Collected data
━━━━━━━━━━━━━━━━
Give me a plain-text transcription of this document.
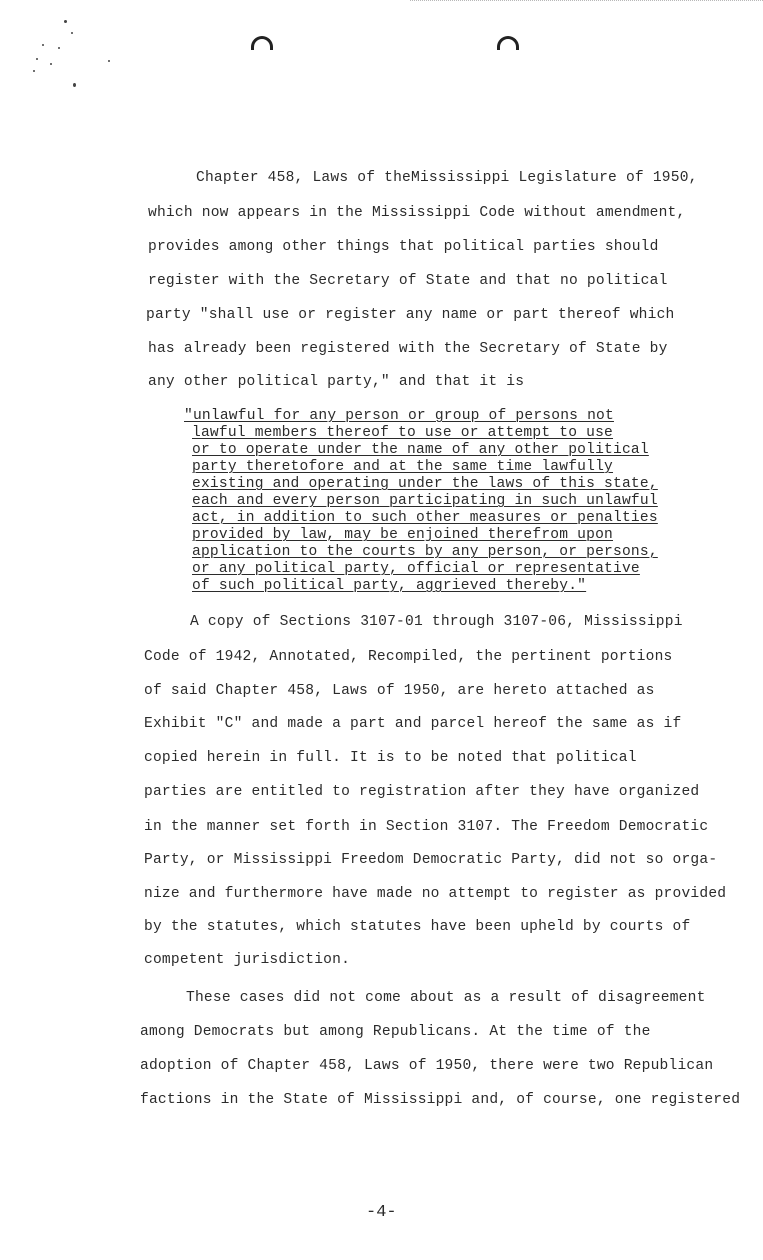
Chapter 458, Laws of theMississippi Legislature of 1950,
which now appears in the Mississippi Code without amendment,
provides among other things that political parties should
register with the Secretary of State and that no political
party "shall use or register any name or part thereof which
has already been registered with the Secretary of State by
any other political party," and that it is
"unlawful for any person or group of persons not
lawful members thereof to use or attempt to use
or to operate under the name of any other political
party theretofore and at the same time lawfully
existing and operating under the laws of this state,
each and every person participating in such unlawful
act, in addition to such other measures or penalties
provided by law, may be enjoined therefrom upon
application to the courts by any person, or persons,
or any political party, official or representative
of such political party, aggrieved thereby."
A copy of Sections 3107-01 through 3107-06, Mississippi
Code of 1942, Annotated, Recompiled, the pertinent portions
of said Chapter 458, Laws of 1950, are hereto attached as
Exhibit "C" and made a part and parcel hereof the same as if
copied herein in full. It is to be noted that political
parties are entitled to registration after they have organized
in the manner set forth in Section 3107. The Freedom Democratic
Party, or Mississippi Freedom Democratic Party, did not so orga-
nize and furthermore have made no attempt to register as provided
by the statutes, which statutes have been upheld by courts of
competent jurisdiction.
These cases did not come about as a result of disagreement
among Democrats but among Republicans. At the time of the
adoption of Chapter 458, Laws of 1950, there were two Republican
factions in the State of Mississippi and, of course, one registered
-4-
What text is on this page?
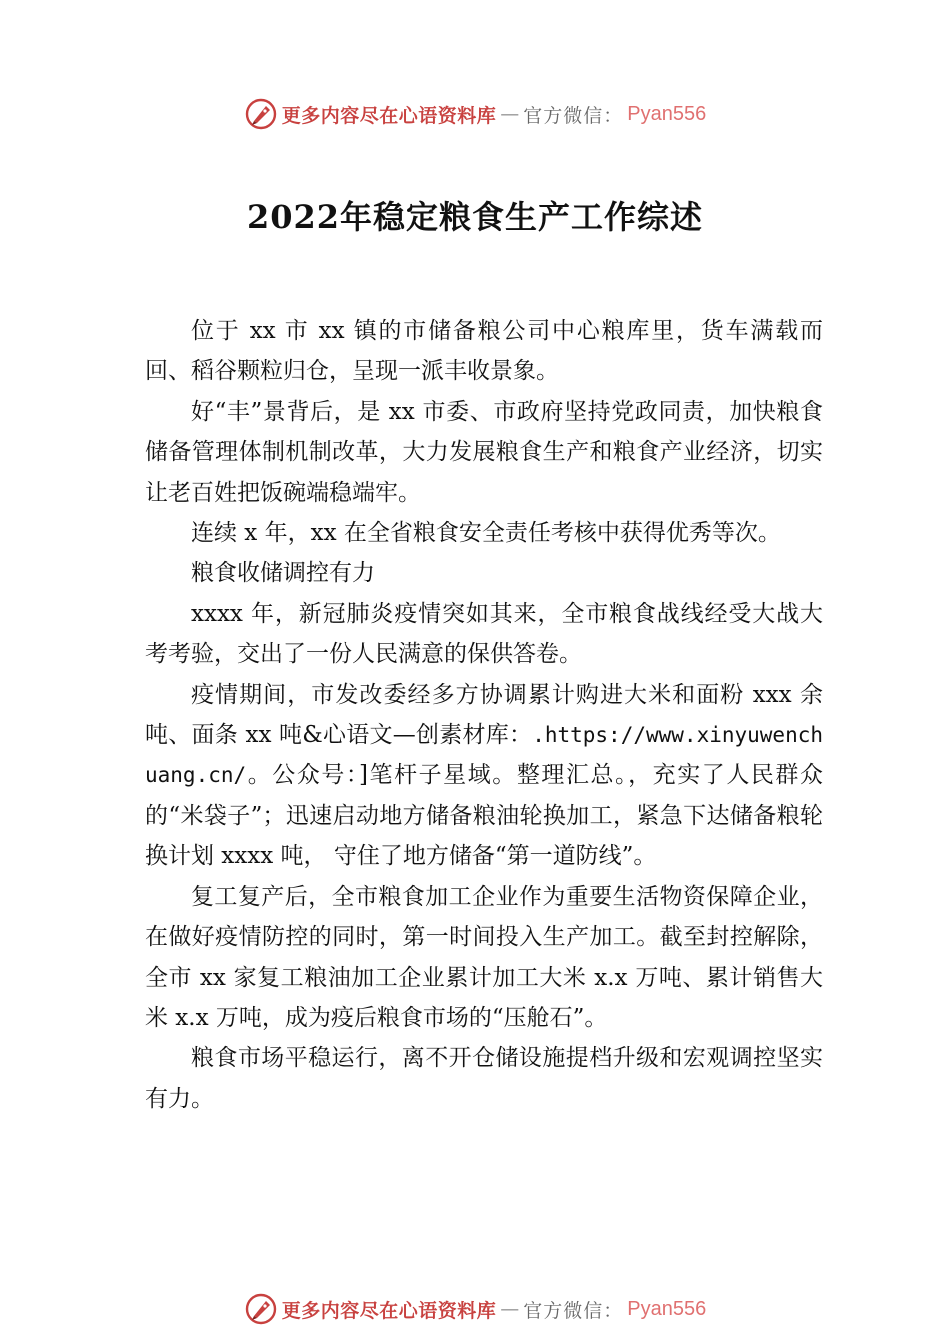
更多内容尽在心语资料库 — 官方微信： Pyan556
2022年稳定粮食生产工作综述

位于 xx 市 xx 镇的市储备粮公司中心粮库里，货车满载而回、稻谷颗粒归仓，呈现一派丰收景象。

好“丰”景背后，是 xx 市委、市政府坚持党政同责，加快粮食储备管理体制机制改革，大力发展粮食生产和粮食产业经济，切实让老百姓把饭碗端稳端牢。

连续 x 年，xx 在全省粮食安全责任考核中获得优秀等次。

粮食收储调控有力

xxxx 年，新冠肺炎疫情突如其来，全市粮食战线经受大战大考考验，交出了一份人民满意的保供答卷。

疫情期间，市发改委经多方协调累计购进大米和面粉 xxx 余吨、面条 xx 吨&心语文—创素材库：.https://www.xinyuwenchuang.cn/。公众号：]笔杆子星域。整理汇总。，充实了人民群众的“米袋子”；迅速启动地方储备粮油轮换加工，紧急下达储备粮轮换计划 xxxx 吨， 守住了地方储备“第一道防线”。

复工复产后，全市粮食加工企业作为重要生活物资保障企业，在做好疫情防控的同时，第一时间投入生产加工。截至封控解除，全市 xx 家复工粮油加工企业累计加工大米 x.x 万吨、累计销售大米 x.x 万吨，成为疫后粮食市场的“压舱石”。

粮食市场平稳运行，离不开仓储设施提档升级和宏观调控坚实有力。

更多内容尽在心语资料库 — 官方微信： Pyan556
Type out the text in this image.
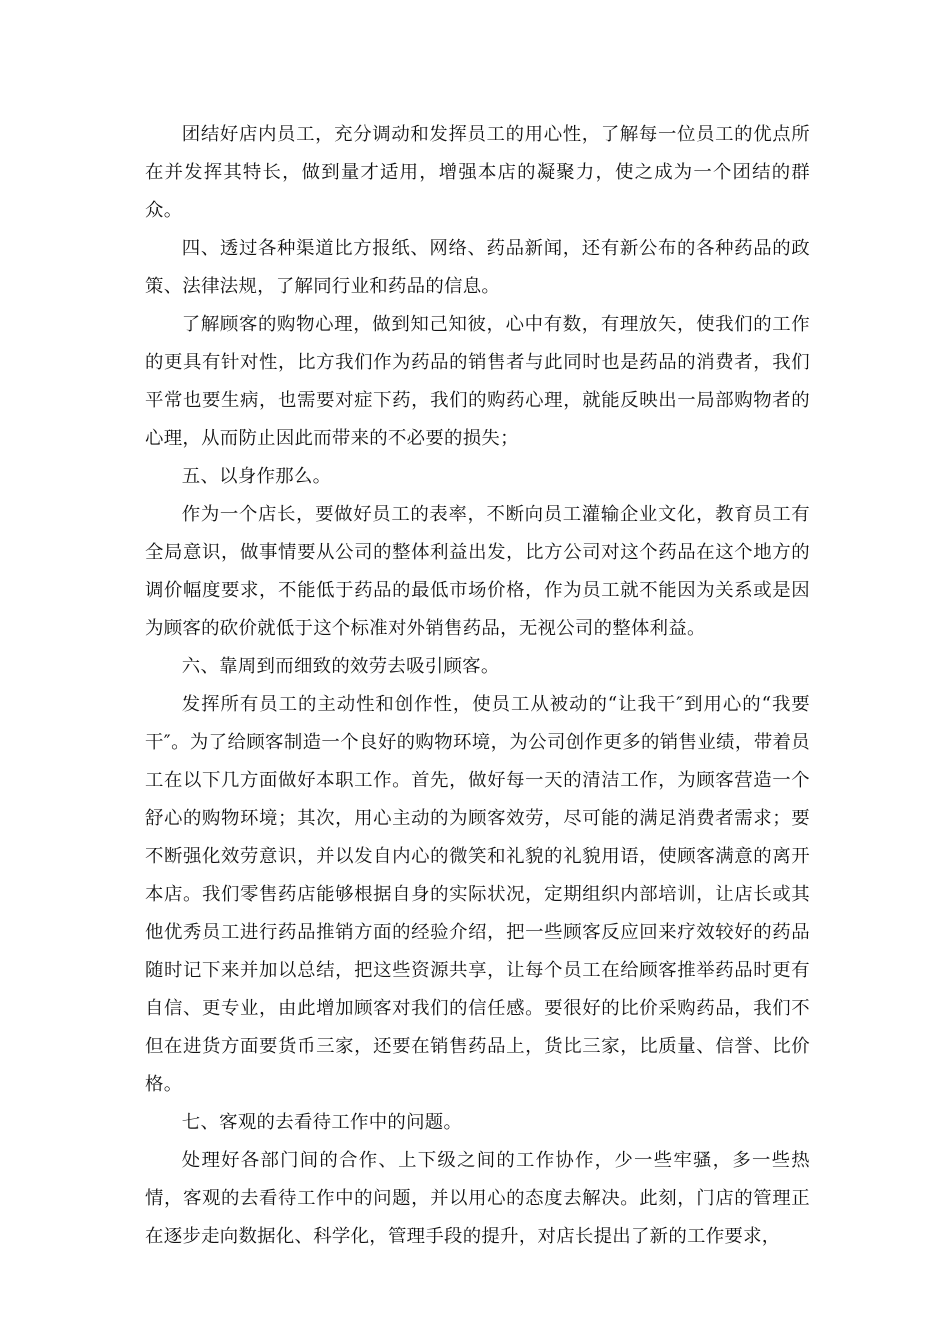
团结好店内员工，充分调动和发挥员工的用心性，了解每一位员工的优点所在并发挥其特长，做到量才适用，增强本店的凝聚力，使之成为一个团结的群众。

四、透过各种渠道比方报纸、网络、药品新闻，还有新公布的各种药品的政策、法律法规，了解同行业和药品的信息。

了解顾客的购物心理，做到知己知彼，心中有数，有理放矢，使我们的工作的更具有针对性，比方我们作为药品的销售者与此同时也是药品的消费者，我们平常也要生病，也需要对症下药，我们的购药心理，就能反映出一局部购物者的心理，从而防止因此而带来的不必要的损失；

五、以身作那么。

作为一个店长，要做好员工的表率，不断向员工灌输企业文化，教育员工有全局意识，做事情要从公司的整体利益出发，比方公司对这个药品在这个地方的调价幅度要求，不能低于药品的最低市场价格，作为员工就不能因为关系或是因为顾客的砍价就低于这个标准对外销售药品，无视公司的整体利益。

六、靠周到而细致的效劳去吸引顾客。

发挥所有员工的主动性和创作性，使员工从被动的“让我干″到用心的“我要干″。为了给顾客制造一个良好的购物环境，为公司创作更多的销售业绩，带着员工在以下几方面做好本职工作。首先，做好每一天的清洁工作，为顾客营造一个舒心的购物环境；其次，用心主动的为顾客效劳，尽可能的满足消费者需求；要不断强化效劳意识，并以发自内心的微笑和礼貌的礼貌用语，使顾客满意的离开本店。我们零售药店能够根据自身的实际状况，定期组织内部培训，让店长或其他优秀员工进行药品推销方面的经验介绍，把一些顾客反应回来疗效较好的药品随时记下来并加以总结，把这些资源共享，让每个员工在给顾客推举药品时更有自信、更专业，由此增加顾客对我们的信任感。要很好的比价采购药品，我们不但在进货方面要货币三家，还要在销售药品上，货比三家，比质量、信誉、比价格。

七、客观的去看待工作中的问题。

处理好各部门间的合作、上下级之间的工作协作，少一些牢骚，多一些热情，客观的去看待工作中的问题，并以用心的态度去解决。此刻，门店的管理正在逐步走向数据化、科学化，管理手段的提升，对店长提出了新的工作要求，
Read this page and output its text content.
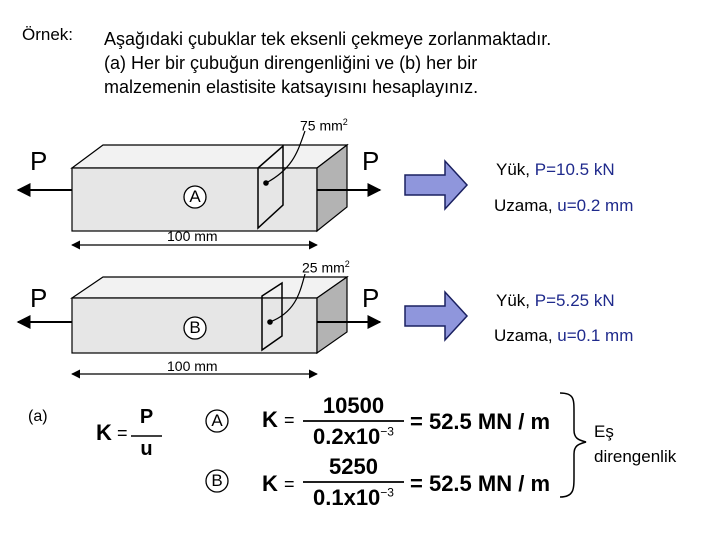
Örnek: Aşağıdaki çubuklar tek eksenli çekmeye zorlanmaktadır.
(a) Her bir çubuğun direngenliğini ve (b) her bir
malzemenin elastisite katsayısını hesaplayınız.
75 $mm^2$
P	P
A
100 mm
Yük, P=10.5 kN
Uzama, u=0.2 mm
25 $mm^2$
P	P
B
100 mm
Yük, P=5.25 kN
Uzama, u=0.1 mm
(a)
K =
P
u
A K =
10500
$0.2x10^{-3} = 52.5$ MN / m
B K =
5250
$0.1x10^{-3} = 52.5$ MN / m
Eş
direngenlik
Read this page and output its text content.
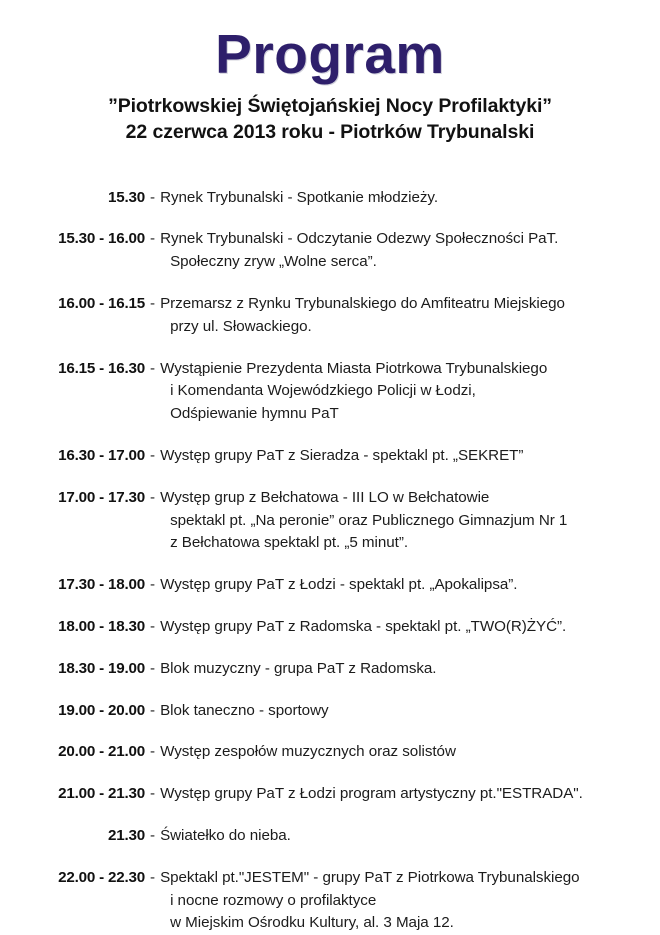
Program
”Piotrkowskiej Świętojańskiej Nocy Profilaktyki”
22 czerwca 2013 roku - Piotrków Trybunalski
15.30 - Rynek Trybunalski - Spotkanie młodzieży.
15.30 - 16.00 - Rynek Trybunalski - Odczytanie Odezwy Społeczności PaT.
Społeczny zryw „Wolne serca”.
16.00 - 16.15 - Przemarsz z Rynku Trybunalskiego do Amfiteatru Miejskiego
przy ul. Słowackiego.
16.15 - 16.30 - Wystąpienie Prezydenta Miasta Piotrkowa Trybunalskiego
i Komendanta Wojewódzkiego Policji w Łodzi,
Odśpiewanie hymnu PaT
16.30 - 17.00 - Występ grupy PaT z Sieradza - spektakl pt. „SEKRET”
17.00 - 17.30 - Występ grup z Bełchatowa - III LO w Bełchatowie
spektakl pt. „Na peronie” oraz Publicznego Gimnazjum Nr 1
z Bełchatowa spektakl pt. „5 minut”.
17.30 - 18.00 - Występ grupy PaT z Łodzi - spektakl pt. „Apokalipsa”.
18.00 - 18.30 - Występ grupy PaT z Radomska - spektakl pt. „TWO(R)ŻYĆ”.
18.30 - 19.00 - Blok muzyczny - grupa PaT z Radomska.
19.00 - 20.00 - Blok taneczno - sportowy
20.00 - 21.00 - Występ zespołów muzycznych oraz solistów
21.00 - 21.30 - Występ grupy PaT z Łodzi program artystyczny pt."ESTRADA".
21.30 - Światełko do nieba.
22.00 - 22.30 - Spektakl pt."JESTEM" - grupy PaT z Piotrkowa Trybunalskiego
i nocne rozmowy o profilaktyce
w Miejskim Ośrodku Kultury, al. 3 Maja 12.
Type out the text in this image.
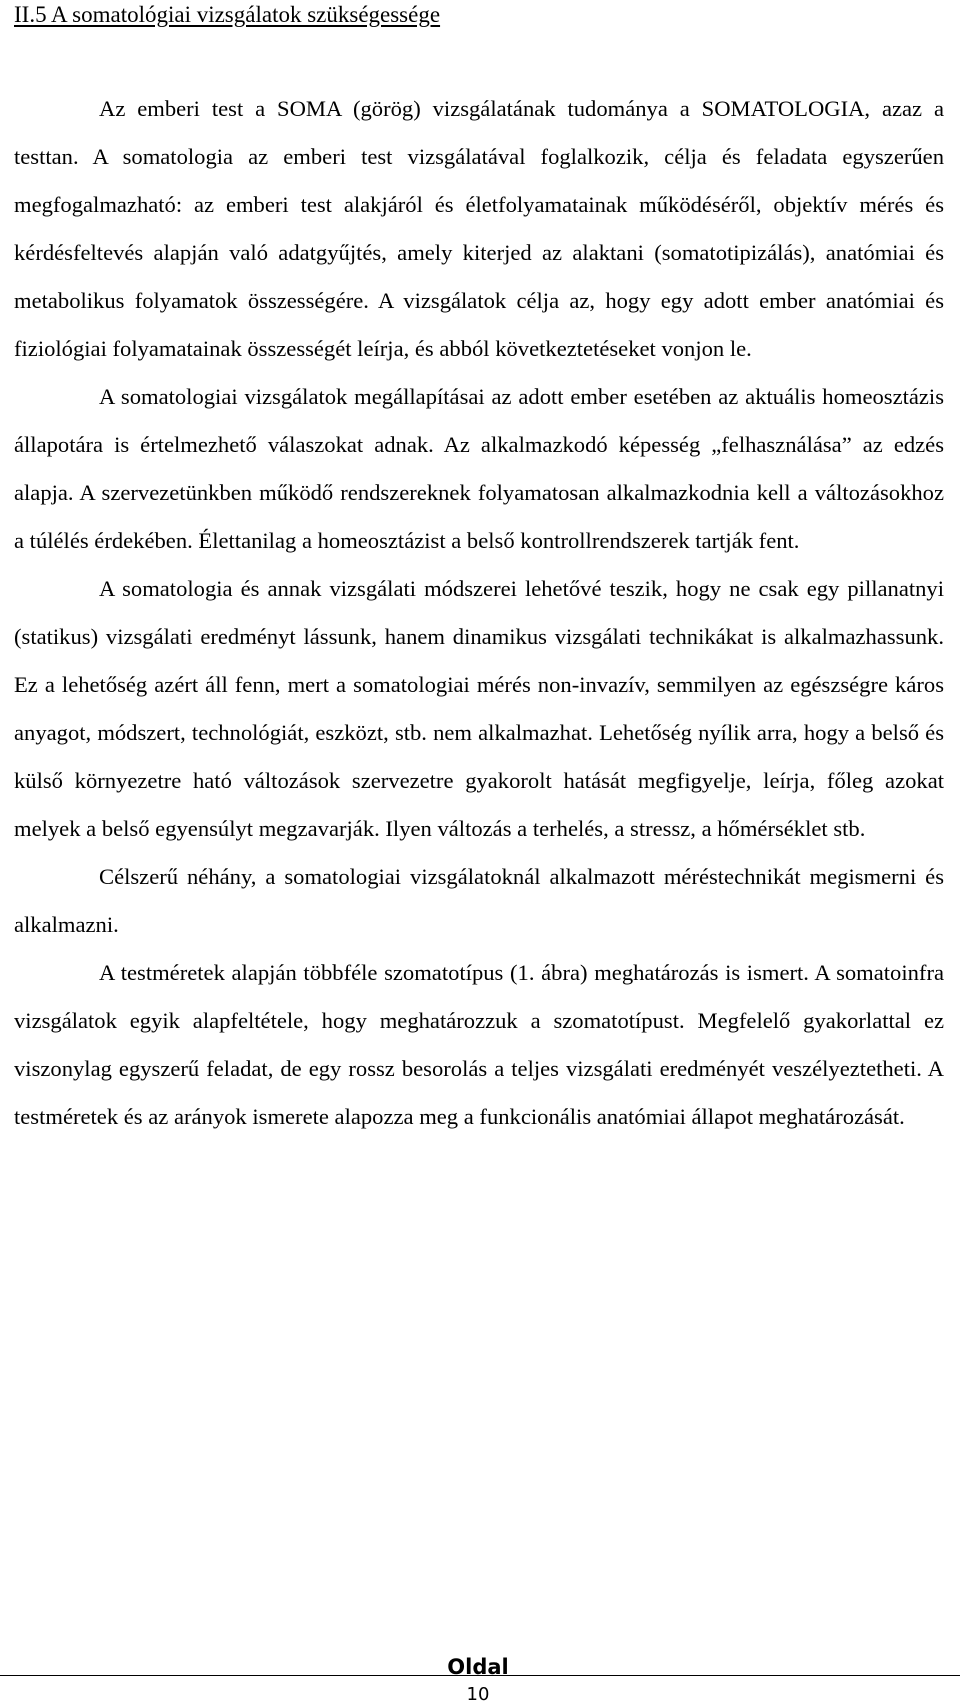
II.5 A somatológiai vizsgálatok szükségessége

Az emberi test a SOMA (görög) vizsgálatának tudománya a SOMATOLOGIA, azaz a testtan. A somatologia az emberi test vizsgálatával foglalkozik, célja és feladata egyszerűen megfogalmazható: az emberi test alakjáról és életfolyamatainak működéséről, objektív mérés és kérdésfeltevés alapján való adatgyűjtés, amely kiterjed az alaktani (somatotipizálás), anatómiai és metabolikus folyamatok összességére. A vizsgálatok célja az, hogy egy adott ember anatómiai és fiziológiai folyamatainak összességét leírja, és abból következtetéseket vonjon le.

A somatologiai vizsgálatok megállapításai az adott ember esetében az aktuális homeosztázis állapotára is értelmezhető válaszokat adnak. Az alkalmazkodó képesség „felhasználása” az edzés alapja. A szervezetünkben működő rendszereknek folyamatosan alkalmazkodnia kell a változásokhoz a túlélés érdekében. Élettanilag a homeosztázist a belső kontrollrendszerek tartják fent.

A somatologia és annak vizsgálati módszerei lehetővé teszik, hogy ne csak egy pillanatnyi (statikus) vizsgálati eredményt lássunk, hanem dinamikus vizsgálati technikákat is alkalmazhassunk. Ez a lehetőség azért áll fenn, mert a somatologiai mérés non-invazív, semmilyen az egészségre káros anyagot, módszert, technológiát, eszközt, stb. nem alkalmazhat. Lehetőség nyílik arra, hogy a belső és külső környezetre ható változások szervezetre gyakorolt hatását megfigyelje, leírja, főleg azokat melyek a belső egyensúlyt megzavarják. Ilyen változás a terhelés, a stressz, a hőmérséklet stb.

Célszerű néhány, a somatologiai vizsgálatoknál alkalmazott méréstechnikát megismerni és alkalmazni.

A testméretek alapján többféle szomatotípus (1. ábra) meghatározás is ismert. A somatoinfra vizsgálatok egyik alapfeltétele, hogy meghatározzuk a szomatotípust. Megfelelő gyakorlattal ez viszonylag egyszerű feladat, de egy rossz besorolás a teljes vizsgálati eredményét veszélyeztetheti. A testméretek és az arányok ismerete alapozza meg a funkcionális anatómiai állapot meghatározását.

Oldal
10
━━━━━━━━━━━━━━━━
Written task>
Extract lines where the string "Secretary" occurs.

Problem solution>
register with the Secretary of State and that no political
has already been registered with the Secretary of State by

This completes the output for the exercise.